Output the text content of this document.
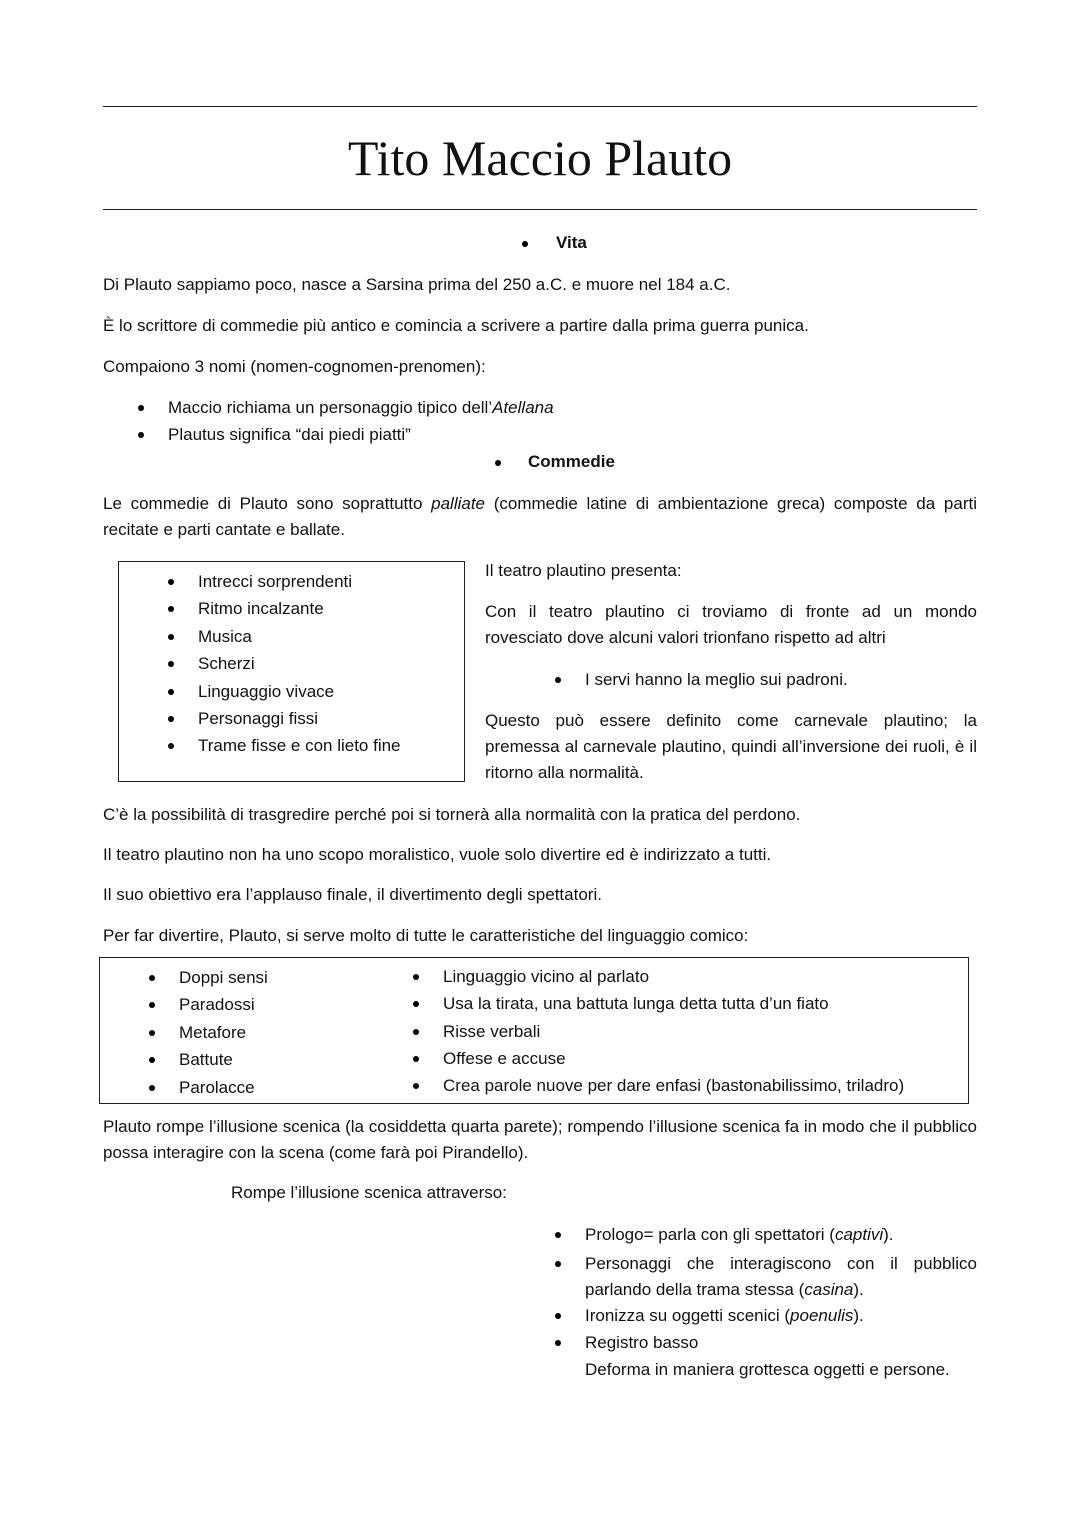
Tito Maccio Plauto
Vita
Di Plauto sappiamo poco, nasce a Sarsina prima del 250 a.C. e muore nel 184 a.C.
È lo scrittore di commedie più antico e comincia a scrivere a partire dalla prima guerra punica.
Compaiono 3 nomi (nomen-cognomen-prenomen):
Maccio richiama un personaggio tipico dell’Atellana
Plautus significa “dai piedi piatti”
Commedie
Le commedie di Plauto sono soprattutto palliate (commedie latine di ambientazione greca) composte da parti recitate e parti cantate e ballate.
Intrecci sorprendenti
Ritmo incalzante
Musica
Scherzi
Linguaggio vivace
Personaggi fissi
Trame fisse e con lieto fine
Il teatro plautino presenta:
Con il teatro plautino ci troviamo di fronte ad un mondo rovesciato dove alcuni valori trionfano rispetto ad altri
I servi hanno la meglio sui padroni.
Questo può essere definito come carnevale plautino; la premessa al carnevale plautino, quindi all’inversione dei ruoli, è il ritorno alla normalità.
C’è la possibilità di trasgredire perché poi si tornerà alla normalità con la pratica del perdono.
Il teatro plautino non ha uno scopo moralistico, vuole solo divertire ed è indirizzato a tutti.
Il suo obiettivo era l’applauso finale, il divertimento degli spettatori.
Per far divertire, Plauto, si serve molto di tutte le caratteristiche del linguaggio comico:
Doppi sensi
Paradossi
Metafore
Battute
Parolacce
Linguaggio vicino al parlato
Usa la tirata, una battuta lunga detta tutta d’un fiato
Risse verbali
Offese e accuse
Crea parole nuove per dare enfasi (bastonabilissimo, triladro)
Plauto rompe l’illusione scenica (la cosiddetta quarta parete); rompendo l’illusione scenica fa in modo che il pubblico possa interagire con la scena (come farà poi Pirandello).
Rompe l’illusione scenica attraverso:
Prologo= parla con gli spettatori (captivi).
Personaggi che interagiscono con il pubblico parlando della trama stessa (casina).
Ironizza su oggetti scenici (poenulis).
Registro basso
Deforma in maniera grottesca oggetti e persone.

__________

**Task brief**.
Report the count of lines in the entries that contain the string "plautino", and nothing besides it.

**Written answer**.
4